++++ Dataset rows

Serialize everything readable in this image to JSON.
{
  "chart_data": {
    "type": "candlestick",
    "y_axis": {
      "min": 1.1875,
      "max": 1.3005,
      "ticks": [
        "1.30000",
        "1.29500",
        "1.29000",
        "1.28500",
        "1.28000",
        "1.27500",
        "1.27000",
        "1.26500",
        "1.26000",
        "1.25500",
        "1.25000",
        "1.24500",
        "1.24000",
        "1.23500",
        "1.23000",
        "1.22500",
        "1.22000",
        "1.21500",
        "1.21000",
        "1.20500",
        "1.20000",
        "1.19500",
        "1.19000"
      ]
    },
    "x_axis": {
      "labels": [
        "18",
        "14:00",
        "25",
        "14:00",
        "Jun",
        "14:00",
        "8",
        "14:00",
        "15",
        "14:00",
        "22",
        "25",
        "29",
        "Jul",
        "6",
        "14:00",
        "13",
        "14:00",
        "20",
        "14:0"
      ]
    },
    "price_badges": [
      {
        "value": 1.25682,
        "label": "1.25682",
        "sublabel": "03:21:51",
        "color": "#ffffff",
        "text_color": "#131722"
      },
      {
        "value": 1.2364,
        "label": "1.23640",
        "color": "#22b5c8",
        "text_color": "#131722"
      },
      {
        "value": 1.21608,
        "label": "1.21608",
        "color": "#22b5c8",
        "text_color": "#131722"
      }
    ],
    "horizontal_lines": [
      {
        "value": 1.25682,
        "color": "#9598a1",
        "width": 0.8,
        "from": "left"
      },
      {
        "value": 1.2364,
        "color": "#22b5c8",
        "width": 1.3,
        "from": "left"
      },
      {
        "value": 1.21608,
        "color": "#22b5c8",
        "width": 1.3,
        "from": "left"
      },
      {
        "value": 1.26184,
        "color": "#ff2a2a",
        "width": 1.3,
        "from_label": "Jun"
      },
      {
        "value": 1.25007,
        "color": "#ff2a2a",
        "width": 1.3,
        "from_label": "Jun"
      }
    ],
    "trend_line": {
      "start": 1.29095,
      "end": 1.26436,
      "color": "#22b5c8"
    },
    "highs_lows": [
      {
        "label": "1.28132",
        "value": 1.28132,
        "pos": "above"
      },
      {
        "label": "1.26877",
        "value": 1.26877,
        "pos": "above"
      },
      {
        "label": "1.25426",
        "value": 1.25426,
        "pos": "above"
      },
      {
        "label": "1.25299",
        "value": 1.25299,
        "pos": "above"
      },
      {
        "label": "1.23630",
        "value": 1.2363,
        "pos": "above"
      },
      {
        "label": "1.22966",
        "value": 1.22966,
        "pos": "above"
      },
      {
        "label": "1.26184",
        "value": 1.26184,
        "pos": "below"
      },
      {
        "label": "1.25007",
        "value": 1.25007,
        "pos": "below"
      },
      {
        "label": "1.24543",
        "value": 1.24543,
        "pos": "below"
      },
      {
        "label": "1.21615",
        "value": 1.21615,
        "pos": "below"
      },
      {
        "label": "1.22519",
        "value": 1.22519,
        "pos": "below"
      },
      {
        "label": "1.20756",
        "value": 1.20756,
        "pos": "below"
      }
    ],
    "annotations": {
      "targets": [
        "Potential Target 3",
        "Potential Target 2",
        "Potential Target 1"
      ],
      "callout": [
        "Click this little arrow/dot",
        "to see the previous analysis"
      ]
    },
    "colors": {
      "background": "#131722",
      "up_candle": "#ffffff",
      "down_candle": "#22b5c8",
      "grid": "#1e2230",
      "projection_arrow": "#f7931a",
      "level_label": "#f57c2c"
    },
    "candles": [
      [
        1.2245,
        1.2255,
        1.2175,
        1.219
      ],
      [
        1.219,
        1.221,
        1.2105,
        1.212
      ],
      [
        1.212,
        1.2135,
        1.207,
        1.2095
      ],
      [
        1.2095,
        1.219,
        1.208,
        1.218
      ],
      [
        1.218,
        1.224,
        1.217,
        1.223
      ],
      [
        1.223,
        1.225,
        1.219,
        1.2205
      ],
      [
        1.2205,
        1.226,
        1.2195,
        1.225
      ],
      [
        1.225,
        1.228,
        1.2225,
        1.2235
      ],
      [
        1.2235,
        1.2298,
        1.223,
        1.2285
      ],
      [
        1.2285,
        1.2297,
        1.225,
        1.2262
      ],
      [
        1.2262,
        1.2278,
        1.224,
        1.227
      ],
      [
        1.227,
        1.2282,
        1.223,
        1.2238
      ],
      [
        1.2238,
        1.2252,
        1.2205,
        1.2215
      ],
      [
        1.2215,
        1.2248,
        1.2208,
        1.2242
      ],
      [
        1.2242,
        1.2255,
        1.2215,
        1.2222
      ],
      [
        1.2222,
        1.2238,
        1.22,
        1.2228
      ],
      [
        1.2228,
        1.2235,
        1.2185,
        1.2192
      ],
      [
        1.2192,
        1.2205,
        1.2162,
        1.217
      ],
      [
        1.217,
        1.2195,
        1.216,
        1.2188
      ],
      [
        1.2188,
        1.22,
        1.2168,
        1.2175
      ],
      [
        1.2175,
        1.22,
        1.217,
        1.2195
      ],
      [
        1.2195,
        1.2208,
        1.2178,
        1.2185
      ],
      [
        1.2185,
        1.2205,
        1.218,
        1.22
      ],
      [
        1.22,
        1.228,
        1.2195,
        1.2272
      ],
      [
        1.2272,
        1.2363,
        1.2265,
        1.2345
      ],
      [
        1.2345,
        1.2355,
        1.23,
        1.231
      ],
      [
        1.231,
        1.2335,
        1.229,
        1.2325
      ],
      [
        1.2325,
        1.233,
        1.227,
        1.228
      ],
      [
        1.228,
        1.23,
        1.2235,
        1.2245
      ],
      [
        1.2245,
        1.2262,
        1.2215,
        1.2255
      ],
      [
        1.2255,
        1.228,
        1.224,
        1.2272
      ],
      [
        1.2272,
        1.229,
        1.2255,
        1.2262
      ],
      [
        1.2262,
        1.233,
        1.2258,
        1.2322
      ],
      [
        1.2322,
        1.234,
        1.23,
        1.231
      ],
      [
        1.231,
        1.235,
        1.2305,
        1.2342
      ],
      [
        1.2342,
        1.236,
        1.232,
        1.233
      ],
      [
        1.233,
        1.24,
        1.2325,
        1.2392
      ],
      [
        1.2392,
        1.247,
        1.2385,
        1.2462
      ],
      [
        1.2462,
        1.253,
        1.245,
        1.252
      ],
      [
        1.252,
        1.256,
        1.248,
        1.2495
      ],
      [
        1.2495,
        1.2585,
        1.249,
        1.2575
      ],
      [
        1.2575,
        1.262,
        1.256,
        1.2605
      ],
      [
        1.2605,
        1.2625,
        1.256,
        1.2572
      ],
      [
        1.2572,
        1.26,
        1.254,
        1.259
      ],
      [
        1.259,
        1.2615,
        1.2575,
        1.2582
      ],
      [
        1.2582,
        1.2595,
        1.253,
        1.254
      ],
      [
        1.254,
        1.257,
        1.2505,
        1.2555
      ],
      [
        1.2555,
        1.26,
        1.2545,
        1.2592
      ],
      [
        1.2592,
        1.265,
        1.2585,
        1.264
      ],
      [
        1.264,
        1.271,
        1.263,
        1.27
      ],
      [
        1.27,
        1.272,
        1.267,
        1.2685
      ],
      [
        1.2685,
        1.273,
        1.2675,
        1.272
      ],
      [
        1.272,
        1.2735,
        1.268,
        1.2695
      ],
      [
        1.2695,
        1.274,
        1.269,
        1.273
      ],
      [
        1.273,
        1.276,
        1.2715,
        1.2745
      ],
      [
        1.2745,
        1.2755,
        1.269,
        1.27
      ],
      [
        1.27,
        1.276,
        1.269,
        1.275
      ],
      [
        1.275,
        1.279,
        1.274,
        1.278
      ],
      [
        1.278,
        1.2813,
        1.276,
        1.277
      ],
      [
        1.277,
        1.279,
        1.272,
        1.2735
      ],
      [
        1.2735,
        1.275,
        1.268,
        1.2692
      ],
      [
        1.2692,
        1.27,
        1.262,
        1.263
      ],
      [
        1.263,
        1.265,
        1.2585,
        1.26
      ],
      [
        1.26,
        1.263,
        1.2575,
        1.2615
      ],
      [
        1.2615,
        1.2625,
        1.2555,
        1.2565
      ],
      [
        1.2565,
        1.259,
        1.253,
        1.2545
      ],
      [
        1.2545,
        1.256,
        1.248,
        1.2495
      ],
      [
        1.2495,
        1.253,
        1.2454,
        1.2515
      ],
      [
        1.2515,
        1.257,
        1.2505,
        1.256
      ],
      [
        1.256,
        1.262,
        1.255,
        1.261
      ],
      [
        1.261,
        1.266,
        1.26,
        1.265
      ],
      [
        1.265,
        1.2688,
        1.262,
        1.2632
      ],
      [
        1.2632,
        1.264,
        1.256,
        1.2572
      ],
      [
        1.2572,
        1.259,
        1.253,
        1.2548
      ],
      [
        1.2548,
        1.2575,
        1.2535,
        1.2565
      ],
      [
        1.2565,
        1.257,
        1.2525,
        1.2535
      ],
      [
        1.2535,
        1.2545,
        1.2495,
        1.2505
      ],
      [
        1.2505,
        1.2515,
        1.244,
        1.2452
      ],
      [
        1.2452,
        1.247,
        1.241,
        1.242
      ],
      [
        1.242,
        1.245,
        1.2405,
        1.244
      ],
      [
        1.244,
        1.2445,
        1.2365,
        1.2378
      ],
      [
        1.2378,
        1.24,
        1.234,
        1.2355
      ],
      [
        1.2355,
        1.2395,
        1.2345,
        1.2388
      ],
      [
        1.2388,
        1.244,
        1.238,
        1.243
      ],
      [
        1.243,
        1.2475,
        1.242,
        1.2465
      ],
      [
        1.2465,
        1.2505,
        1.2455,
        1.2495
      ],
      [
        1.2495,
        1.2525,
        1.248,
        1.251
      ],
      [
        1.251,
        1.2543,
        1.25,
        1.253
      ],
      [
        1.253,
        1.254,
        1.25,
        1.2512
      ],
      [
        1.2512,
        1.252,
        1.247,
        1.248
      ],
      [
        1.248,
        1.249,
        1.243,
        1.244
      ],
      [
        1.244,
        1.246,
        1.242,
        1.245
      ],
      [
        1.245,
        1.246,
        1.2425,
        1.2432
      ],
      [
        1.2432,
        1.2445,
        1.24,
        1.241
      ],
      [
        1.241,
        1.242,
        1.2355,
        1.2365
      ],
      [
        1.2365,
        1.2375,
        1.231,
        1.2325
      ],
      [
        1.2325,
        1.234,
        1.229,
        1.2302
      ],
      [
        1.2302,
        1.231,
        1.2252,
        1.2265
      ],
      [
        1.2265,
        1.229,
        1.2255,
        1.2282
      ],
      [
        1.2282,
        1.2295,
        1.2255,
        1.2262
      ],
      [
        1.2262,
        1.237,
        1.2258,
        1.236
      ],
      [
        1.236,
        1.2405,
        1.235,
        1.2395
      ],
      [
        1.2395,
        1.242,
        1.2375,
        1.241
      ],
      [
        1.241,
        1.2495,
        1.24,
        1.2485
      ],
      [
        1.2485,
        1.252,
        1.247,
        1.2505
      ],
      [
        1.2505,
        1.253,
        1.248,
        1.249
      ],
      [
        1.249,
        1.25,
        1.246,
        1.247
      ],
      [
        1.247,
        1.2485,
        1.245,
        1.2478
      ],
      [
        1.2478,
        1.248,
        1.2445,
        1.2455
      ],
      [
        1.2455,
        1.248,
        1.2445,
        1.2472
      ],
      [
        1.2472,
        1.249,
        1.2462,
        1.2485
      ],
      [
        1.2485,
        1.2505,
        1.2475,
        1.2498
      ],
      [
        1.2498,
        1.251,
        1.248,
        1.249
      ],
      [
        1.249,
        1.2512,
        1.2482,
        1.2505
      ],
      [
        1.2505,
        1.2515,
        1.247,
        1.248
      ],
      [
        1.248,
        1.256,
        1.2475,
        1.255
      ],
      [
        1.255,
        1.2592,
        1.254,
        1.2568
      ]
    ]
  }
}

++++++++

● **Work to do**: Read the lines above. Gather those in which the string "Potential" is found.

● **The completed task**:
        "Potential Target 3",
        "Potential Target 2",
        "Potential Target 1"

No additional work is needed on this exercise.